- **Work to complete**
List all lines of the data that include the string "color".

[Start]

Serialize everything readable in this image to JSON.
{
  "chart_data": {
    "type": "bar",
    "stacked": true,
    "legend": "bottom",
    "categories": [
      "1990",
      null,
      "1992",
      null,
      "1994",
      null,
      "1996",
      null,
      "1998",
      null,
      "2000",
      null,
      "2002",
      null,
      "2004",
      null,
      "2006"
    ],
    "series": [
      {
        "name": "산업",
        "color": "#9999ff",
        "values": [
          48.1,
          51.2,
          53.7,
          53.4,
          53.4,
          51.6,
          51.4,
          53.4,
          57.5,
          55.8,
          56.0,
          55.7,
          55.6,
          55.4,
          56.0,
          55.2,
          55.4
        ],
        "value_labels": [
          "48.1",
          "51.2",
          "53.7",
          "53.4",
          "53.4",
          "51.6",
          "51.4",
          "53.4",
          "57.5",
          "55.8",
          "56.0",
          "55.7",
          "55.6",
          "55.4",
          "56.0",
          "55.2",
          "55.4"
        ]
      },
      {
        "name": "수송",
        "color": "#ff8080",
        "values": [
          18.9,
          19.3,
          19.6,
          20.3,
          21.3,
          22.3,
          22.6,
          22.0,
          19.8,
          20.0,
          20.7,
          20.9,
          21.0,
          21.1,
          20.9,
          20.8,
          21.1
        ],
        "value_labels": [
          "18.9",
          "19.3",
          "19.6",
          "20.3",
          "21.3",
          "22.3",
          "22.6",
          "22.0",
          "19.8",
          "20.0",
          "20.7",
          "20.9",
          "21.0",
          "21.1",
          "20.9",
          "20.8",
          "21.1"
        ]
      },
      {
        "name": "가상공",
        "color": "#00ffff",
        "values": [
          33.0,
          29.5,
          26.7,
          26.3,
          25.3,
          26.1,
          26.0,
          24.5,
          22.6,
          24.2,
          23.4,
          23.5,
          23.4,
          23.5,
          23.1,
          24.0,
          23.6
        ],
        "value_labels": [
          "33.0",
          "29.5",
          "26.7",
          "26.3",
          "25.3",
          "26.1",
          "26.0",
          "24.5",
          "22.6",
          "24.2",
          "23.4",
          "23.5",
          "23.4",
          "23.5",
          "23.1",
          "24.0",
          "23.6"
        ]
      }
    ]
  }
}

[End]

- **Correct response**
        "color": "#9999ff",
        "color": "#ff8080",
        "color": "#00ffff",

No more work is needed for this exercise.